* _YOUR TASK_: Copy each line that has the string "firstName" somewhere in it.

Stored data:
::::

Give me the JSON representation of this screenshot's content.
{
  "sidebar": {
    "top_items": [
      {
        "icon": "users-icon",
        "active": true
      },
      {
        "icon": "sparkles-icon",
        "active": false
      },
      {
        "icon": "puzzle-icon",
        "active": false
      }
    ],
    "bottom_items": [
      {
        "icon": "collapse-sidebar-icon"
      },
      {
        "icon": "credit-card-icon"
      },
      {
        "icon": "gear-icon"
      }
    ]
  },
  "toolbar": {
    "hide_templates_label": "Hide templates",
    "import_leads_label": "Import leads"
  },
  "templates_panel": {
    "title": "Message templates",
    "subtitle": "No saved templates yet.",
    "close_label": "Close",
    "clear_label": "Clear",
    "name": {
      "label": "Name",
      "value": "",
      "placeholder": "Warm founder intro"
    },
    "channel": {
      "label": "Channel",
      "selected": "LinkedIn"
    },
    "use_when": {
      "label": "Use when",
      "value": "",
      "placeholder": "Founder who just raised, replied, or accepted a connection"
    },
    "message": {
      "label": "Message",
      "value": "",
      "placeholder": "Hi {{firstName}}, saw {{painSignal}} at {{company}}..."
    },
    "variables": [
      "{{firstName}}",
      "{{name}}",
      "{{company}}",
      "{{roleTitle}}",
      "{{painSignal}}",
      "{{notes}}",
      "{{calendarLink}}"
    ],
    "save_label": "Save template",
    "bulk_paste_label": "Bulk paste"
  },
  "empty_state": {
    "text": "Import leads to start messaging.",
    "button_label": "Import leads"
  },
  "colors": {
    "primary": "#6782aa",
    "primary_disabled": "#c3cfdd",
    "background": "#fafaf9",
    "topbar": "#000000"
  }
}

::::

* _TASK OUTPUT_:
      "placeholder": "Hi {{firstName}}, saw {{painSignal}} at {{company}}..."
      "{{firstName}}",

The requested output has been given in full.